Aim of the exercise | Some lines of these records may hold the word "Temperature"; state how many, using only the number.

Records contained in a dataset:
——————————
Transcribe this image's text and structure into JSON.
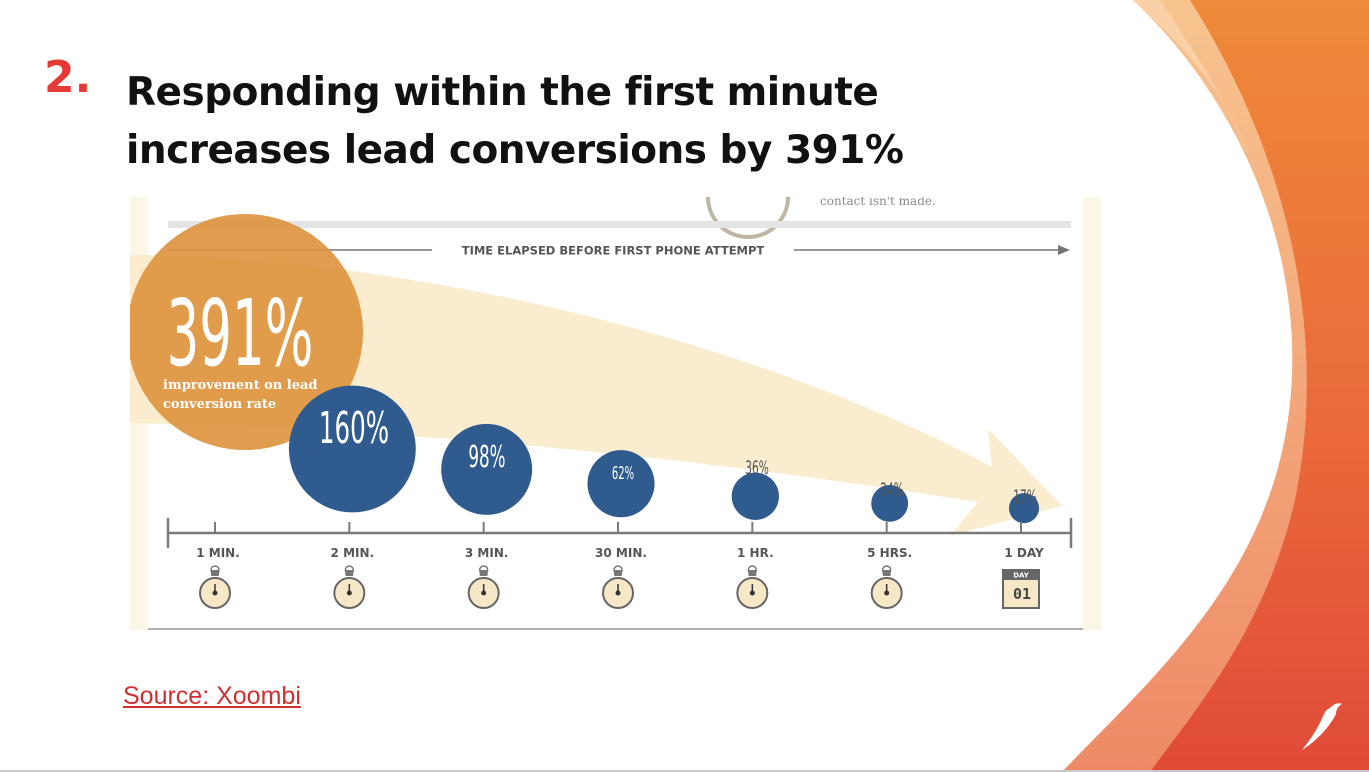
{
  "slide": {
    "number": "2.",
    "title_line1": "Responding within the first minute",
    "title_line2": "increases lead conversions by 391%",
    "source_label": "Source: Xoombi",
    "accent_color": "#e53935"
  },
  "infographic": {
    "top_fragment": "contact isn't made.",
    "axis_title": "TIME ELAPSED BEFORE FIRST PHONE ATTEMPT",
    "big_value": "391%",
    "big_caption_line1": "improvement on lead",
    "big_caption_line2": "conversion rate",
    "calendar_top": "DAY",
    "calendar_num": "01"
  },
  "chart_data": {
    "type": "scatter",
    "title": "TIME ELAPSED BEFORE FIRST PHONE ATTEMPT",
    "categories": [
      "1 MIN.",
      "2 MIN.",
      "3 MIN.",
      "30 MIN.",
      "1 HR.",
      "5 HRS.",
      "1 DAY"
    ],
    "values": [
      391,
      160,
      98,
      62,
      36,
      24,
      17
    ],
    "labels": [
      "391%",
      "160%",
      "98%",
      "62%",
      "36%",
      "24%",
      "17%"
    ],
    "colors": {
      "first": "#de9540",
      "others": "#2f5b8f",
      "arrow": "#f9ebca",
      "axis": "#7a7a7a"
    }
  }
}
——————————
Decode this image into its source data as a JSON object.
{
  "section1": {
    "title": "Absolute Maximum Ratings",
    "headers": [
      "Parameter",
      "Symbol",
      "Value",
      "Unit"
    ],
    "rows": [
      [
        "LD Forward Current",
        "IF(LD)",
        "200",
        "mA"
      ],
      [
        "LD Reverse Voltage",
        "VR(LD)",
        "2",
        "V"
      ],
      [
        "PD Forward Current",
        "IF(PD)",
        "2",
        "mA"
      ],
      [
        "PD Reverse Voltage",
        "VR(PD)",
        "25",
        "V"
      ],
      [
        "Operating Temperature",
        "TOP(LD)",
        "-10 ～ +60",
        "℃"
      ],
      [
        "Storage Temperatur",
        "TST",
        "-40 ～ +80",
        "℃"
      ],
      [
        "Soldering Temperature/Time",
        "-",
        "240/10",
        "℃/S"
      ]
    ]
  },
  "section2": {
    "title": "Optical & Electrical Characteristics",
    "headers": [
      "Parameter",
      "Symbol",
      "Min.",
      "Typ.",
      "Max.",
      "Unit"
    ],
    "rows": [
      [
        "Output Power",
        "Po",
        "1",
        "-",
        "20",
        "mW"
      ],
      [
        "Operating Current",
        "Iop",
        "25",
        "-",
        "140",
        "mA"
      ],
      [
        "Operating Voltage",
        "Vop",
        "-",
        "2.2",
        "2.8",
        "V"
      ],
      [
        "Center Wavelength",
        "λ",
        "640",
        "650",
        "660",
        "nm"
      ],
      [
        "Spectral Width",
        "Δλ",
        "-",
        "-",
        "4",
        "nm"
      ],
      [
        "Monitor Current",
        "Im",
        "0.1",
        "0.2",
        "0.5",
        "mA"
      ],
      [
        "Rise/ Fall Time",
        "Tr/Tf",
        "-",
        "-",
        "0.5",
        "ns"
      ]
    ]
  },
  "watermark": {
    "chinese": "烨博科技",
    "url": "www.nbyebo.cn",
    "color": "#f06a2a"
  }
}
——————————
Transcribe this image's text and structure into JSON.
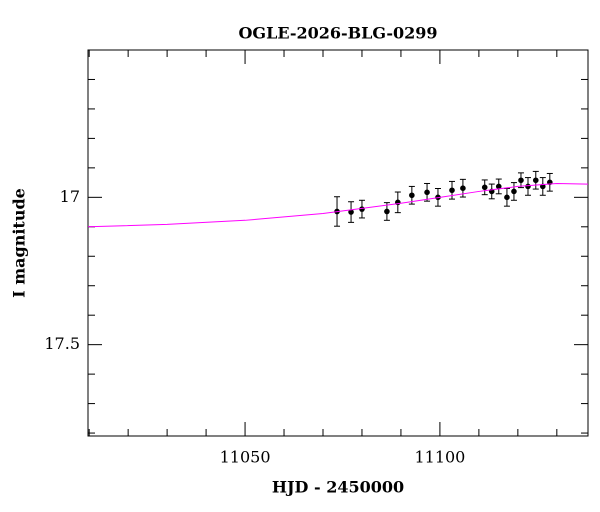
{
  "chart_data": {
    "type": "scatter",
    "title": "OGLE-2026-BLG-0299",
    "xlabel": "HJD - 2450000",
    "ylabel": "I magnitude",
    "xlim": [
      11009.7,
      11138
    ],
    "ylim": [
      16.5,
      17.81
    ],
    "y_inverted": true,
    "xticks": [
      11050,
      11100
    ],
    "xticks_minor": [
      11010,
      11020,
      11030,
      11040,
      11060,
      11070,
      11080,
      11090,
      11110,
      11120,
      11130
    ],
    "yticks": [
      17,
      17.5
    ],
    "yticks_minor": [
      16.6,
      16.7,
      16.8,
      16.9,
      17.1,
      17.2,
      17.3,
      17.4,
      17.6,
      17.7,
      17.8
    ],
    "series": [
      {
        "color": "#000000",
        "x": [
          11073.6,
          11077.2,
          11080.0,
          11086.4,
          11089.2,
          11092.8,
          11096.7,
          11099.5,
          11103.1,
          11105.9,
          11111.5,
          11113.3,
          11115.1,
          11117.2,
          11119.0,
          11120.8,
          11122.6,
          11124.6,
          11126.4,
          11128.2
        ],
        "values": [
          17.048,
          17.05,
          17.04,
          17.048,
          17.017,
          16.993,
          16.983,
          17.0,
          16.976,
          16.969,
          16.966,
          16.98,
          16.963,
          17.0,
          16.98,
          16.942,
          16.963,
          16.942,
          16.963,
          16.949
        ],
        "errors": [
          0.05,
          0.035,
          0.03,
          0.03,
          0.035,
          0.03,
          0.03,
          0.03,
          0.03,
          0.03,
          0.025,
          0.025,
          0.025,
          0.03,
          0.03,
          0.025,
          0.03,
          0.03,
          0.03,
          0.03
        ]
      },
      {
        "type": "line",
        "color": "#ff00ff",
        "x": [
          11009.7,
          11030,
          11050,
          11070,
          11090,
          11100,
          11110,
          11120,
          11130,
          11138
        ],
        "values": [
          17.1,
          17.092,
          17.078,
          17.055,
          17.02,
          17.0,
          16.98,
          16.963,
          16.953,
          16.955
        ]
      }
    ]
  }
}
——————————
Solution to the problem | 2